→ EXERCISE GOAL
Reproduce all of the data that follows, character for character.

→ EXTRACTED MATERIAL
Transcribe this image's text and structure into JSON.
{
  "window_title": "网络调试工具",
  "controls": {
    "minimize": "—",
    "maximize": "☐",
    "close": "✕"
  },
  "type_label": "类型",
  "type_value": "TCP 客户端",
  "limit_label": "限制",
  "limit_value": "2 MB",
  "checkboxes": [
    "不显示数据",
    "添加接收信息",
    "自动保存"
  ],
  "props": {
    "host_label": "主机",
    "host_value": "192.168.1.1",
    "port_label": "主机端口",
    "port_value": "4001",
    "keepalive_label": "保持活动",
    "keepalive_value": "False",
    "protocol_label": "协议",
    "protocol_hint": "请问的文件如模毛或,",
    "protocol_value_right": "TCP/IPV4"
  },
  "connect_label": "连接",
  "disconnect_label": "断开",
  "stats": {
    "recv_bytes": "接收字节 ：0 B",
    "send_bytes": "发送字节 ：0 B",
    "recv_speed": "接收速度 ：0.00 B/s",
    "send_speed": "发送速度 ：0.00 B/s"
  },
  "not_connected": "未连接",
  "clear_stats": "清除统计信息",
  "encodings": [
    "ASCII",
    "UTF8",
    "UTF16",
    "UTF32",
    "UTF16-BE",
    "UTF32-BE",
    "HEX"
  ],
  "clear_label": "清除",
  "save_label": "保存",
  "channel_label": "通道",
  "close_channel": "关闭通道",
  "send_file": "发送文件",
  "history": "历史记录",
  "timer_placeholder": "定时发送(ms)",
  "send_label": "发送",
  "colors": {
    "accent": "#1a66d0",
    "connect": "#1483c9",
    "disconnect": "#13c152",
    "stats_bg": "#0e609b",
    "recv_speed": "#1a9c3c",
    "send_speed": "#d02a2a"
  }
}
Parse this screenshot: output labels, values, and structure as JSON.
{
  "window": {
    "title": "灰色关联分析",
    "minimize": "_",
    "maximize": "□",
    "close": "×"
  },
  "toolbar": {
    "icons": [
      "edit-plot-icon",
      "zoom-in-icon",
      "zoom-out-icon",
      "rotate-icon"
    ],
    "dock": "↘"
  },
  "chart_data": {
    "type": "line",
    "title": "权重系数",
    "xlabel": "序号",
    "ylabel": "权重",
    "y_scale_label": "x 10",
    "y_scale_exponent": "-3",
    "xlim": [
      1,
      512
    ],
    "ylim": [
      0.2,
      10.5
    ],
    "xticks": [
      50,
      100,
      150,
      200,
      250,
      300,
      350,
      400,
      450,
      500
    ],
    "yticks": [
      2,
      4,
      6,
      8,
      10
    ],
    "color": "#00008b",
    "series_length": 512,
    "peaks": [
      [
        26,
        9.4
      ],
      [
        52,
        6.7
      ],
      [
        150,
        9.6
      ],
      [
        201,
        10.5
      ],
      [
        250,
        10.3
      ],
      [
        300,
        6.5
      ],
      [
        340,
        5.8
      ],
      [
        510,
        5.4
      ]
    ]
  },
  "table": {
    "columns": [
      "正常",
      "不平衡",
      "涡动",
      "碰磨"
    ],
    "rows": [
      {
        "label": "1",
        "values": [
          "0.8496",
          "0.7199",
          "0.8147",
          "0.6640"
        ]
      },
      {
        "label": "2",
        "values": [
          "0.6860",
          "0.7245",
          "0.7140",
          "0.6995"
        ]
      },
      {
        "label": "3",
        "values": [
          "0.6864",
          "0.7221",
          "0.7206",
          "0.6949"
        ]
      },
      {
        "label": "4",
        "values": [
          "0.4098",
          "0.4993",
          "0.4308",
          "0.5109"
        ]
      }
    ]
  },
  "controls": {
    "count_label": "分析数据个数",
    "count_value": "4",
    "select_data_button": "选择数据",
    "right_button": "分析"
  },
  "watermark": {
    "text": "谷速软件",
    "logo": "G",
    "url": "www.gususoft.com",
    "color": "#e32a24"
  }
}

→ TASK RESULT
Transcribe this image's text and structure into JSON.
{
  "window_title": "网络调试工具",
  "controls": {
    "minimize": "—",
    "maximize": "☐",
    "close": "✕"
  },
  "type_label": "类型",
  "type_value": "TCP 客户端",
  "limit_label": "限制",
  "limit_value": "2 MB",
  "checkboxes": [
    "不显示数据",
    "添加接收信息",
    "自动保存"
  ],
  "props": {
    "host_label": "主机",
    "host_value": "192.168.1.1",
    "port_label": "主机端口",
    "port_value": "4001",
    "keepalive_label": "保持活动",
    "keepalive_value": "False",
    "protocol_label": "协议",
    "protocol_hint": "请问的文件如模毛或,",
    "protocol_value_right": "TCP/IPV4"
  },
  "connect_label": "连接",
  "disconnect_label": "断开",
  "stats": {
    "recv_bytes": "接收字节 ：0 B",
    "send_bytes": "发送字节 ：0 B",
    "recv_speed": "接收速度 ：0.00 B/s",
    "send_speed": "发送速度 ：0.00 B/s"
  },
  "not_connected": "未连接",
  "clear_stats": "清除统计信息",
  "encodings": [
    "ASCII",
    "UTF8",
    "UTF16",
    "UTF32",
    "UTF16-BE",
    "UTF32-BE",
    "HEX"
  ],
  "clear_label": "清除",
  "save_label": "保存",
  "channel_label": "通道",
  "close_channel": "关闭通道",
  "send_file": "发送文件",
  "history": "历史记录",
  "timer_placeholder": "定时发送(ms)",
  "send_label": "发送",
  "colors": {
    "accent": "#1a66d0",
    "connect": "#1483c9",
    "disconnect": "#13c152",
    "stats_bg": "#0e609b",
    "recv_speed": "#1a9c3c",
    "send_speed": "#d02a2a"
  }
}
Parse this screenshot: output labels, values, and structure as JSON.
{
  "window": {
    "title": "灰色关联分析",
    "minimize": "_",
    "maximize": "□",
    "close": "×"
  },
  "toolbar": {
    "icons": [
      "edit-plot-icon",
      "zoom-in-icon",
      "zoom-out-icon",
      "rotate-icon"
    ],
    "dock": "↘"
  },
  "chart_data": {
    "type": "line",
    "title": "权重系数",
    "xlabel": "序号",
    "ylabel": "权重",
    "y_scale_label": "x 10",
    "y_scale_exponent": "-3",
    "xlim": [
      1,
      512
    ],
    "ylim": [
      0.2,
      10.5
    ],
    "xticks": [
      50,
      100,
      150,
      200,
      250,
      300,
      350,
      400,
      450,
      500
    ],
    "yticks": [
      2,
      4,
      6,
      8,
      10
    ],
    "color": "#00008b",
    "series_length": 512,
    "peaks": [
      [
        26,
        9.4
      ],
      [
        52,
        6.7
      ],
      [
        150,
        9.6
      ],
      [
        201,
        10.5
      ],
      [
        250,
        10.3
      ],
      [
        300,
        6.5
      ],
      [
        340,
        5.8
      ],
      [
        510,
        5.4
      ]
    ]
  },
  "table": {
    "columns": [
      "正常",
      "不平衡",
      "涡动",
      "碰磨"
    ],
    "rows": [
      {
        "label": "1",
        "values": [
          "0.8496",
          "0.7199",
          "0.8147",
          "0.6640"
        ]
      },
      {
        "label": "2",
        "values": [
          "0.6860",
          "0.7245",
          "0.7140",
          "0.6995"
        ]
      },
      {
        "label": "3",
        "values": [
          "0.6864",
          "0.7221",
          "0.7206",
          "0.6949"
        ]
      },
      {
        "label": "4",
        "values": [
          "0.4098",
          "0.4993",
          "0.4308",
          "0.5109"
        ]
      }
    ]
  },
  "controls": {
    "count_label": "分析数据个数",
    "count_value": "4",
    "select_data_button": "选择数据",
    "right_button": "分析"
  },
  "watermark": {
    "text": "谷速软件",
    "logo": "G",
    "url": "www.gususoft.com",
    "color": "#e32a24"
  }
}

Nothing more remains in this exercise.